Excerpt from a dataset:
----------

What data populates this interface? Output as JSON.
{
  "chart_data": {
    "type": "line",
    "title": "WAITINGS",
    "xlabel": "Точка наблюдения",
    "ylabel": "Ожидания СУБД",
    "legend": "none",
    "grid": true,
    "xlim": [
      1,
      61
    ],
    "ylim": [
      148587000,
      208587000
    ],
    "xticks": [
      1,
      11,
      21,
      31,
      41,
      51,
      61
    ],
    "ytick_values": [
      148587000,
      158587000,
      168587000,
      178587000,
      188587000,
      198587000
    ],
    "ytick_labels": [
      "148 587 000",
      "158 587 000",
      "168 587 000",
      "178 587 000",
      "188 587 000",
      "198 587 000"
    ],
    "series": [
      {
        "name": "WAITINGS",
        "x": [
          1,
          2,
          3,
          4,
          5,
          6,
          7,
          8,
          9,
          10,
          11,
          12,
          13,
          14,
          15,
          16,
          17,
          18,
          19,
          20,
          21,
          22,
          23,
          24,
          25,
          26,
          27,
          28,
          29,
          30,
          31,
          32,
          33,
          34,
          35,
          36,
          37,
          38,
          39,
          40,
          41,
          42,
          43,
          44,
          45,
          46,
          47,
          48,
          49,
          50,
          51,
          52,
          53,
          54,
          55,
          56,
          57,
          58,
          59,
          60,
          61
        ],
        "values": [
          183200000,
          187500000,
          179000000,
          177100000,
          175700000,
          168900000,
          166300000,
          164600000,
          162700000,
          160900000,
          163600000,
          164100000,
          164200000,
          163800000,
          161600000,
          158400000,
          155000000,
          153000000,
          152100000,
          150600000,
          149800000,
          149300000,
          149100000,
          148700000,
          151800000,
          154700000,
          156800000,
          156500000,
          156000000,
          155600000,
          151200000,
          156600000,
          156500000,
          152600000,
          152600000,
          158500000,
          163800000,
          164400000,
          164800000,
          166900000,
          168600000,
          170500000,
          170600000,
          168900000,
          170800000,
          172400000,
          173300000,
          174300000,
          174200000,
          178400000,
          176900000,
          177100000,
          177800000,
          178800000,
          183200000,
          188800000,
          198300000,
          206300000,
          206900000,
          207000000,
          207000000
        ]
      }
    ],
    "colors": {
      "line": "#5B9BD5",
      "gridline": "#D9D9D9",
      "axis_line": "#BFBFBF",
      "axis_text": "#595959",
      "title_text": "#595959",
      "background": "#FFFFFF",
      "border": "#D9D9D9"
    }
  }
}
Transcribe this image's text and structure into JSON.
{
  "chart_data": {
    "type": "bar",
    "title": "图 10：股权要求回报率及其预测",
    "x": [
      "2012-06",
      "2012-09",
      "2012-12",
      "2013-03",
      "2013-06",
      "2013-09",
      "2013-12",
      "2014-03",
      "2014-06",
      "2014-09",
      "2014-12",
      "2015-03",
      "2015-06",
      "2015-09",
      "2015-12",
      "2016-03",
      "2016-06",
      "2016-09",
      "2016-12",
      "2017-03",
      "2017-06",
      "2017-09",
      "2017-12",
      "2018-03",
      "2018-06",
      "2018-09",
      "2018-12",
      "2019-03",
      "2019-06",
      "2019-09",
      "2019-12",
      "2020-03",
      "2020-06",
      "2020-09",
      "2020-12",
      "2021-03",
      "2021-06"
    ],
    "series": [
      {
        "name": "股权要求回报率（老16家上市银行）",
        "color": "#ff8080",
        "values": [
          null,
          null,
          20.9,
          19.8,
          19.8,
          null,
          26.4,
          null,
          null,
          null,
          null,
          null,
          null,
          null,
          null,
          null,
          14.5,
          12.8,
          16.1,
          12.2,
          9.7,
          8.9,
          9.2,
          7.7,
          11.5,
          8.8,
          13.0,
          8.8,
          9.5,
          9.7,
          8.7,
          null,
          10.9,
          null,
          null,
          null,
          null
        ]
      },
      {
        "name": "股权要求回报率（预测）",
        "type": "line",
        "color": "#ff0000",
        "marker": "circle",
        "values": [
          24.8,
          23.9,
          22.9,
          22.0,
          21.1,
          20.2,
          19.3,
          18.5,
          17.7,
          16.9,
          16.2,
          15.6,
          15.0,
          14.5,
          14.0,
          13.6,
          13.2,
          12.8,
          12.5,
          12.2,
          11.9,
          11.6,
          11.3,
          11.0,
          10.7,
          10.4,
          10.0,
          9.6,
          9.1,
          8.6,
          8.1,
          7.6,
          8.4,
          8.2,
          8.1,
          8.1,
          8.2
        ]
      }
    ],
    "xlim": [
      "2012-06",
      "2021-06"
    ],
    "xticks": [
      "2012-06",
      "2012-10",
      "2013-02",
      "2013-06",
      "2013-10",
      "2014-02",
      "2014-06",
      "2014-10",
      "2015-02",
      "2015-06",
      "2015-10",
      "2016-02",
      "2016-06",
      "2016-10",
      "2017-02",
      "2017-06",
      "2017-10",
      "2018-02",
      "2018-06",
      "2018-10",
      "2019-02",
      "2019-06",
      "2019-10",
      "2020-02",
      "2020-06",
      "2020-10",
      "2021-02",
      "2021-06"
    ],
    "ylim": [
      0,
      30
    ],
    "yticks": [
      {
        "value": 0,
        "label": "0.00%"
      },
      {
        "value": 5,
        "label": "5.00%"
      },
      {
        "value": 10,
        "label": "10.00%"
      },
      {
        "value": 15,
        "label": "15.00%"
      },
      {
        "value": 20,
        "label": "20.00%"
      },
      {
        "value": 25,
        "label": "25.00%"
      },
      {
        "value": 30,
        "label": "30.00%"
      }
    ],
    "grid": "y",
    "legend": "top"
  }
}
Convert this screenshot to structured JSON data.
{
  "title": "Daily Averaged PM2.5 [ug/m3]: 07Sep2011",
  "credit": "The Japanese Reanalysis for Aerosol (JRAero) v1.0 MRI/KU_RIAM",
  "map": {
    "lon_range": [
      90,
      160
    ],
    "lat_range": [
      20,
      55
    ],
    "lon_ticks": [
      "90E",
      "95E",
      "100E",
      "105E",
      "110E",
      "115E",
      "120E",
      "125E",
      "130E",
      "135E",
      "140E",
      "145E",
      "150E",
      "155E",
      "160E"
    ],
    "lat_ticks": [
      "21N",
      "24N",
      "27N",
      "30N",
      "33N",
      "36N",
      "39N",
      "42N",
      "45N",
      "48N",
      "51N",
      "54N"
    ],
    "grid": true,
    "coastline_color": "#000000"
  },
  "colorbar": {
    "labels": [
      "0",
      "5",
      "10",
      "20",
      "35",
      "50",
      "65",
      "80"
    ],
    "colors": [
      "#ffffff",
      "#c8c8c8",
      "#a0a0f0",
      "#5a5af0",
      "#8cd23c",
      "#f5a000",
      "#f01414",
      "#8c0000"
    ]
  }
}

----------

Exercise requirements: Repeat the data exactly. Leave nothing out.

Exercise response:
What data populates this interface? Output as JSON.
{
  "chart_data": {
    "type": "line",
    "title": "WAITINGS",
    "xlabel": "Точка наблюдения",
    "ylabel": "Ожидания СУБД",
    "legend": "none",
    "grid": true,
    "xlim": [
      1,
      61
    ],
    "ylim": [
      148587000,
      208587000
    ],
    "xticks": [
      1,
      11,
      21,
      31,
      41,
      51,
      61
    ],
    "ytick_values": [
      148587000,
      158587000,
      168587000,
      178587000,
      188587000,
      198587000
    ],
    "ytick_labels": [
      "148 587 000",
      "158 587 000",
      "168 587 000",
      "178 587 000",
      "188 587 000",
      "198 587 000"
    ],
    "series": [
      {
        "name": "WAITINGS",
        "x": [
          1,
          2,
          3,
          4,
          5,
          6,
          7,
          8,
          9,
          10,
          11,
          12,
          13,
          14,
          15,
          16,
          17,
          18,
          19,
          20,
          21,
          22,
          23,
          24,
          25,
          26,
          27,
          28,
          29,
          30,
          31,
          32,
          33,
          34,
          35,
          36,
          37,
          38,
          39,
          40,
          41,
          42,
          43,
          44,
          45,
          46,
          47,
          48,
          49,
          50,
          51,
          52,
          53,
          54,
          55,
          56,
          57,
          58,
          59,
          60,
          61
        ],
        "values": [
          183200000,
          187500000,
          179000000,
          177100000,
          175700000,
          168900000,
          166300000,
          164600000,
          162700000,
          160900000,
          163600000,
          164100000,
          164200000,
          163800000,
          161600000,
          158400000,
          155000000,
          153000000,
          152100000,
          150600000,
          149800000,
          149300000,
          149100000,
          148700000,
          151800000,
          154700000,
          156800000,
          156500000,
          156000000,
          155600000,
          151200000,
          156600000,
          156500000,
          152600000,
          152600000,
          158500000,
          163800000,
          164400000,
          164800000,
          166900000,
          168600000,
          170500000,
          170600000,
          168900000,
          170800000,
          172400000,
          173300000,
          174300000,
          174200000,
          178400000,
          176900000,
          177100000,
          177800000,
          178800000,
          183200000,
          188800000,
          198300000,
          206300000,
          206900000,
          207000000,
          207000000
        ]
      }
    ],
    "colors": {
      "line": "#5B9BD5",
      "gridline": "#D9D9D9",
      "axis_line": "#BFBFBF",
      "axis_text": "#595959",
      "title_text": "#595959",
      "background": "#FFFFFF",
      "border": "#D9D9D9"
    }
  }
}
Transcribe this image's text and structure into JSON.
{
  "chart_data": {
    "type": "bar",
    "title": "图 10：股权要求回报率及其预测",
    "x": [
      "2012-06",
      "2012-09",
      "2012-12",
      "2013-03",
      "2013-06",
      "2013-09",
      "2013-12",
      "2014-03",
      "2014-06",
      "2014-09",
      "2014-12",
      "2015-03",
      "2015-06",
      "2015-09",
      "2015-12",
      "2016-03",
      "2016-06",
      "2016-09",
      "2016-12",
      "2017-03",
      "2017-06",
      "2017-09",
      "2017-12",
      "2018-03",
      "2018-06",
      "2018-09",
      "2018-12",
      "2019-03",
      "2019-06",
      "2019-09",
      "2019-12",
      "2020-03",
      "2020-06",
      "2020-09",
      "2020-12",
      "2021-03",
      "2021-06"
    ],
    "series": [
      {
        "name": "股权要求回报率（老16家上市银行）",
        "color": "#ff8080",
        "values": [
          null,
          null,
          20.9,
          19.8,
          19.8,
          null,
          26.4,
          null,
          null,
          null,
          null,
          null,
          null,
          null,
          null,
          null,
          14.5,
          12.8,
          16.1,
          12.2,
          9.7,
          8.9,
          9.2,
          7.7,
          11.5,
          8.8,
          13.0,
          8.8,
          9.5,
          9.7,
          8.7,
          null,
          10.9,
          null,
          null,
          null,
          null
        ]
      },
      {
        "name": "股权要求回报率（预测）",
        "type": "line",
        "color": "#ff0000",
        "marker": "circle",
        "values": [
          24.8,
          23.9,
          22.9,
          22.0,
          21.1,
          20.2,
          19.3,
          18.5,
          17.7,
          16.9,
          16.2,
          15.6,
          15.0,
          14.5,
          14.0,
          13.6,
          13.2,
          12.8,
          12.5,
          12.2,
          11.9,
          11.6,
          11.3,
          11.0,
          10.7,
          10.4,
          10.0,
          9.6,
          9.1,
          8.6,
          8.1,
          7.6,
          8.4,
          8.2,
          8.1,
          8.1,
          8.2
        ]
      }
    ],
    "xlim": [
      "2012-06",
      "2021-06"
    ],
    "xticks": [
      "2012-06",
      "2012-10",
      "2013-02",
      "2013-06",
      "2013-10",
      "2014-02",
      "2014-06",
      "2014-10",
      "2015-02",
      "2015-06",
      "2015-10",
      "2016-02",
      "2016-06",
      "2016-10",
      "2017-02",
      "2017-06",
      "2017-10",
      "2018-02",
      "2018-06",
      "2018-10",
      "2019-02",
      "2019-06",
      "2019-10",
      "2020-02",
      "2020-06",
      "2020-10",
      "2021-02",
      "2021-06"
    ],
    "ylim": [
      0,
      30
    ],
    "yticks": [
      {
        "value": 0,
        "label": "0.00%"
      },
      {
        "value": 5,
        "label": "5.00%"
      },
      {
        "value": 10,
        "label": "10.00%"
      },
      {
        "value": 15,
        "label": "15.00%"
      },
      {
        "value": 20,
        "label": "20.00%"
      },
      {
        "value": 25,
        "label": "25.00%"
      },
      {
        "value": 30,
        "label": "30.00%"
      }
    ],
    "grid": "y",
    "legend": "top"
  }
}
Convert this screenshot to structured JSON data.
{
  "title": "Daily Averaged PM2.5 [ug/m3]: 07Sep2011",
  "credit": "The Japanese Reanalysis for Aerosol (JRAero) v1.0 MRI/KU_RIAM",
  "map": {
    "lon_range": [
      90,
      160
    ],
    "lat_range": [
      20,
      55
    ],
    "lon_ticks": [
      "90E",
      "95E",
      "100E",
      "105E",
      "110E",
      "115E",
      "120E",
      "125E",
      "130E",
      "135E",
      "140E",
      "145E",
      "150E",
      "155E",
      "160E"
    ],
    "lat_ticks": [
      "21N",
      "24N",
      "27N",
      "30N",
      "33N",
      "36N",
      "39N",
      "42N",
      "45N",
      "48N",
      "51N",
      "54N"
    ],
    "grid": true,
    "coastline_color": "#000000"
  },
  "colorbar": {
    "labels": [
      "0",
      "5",
      "10",
      "20",
      "35",
      "50",
      "65",
      "80"
    ],
    "colors": [
      "#ffffff",
      "#c8c8c8",
      "#a0a0f0",
      "#5a5af0",
      "#8cd23c",
      "#f5a000",
      "#f01414",
      "#8c0000"
    ]
  }
}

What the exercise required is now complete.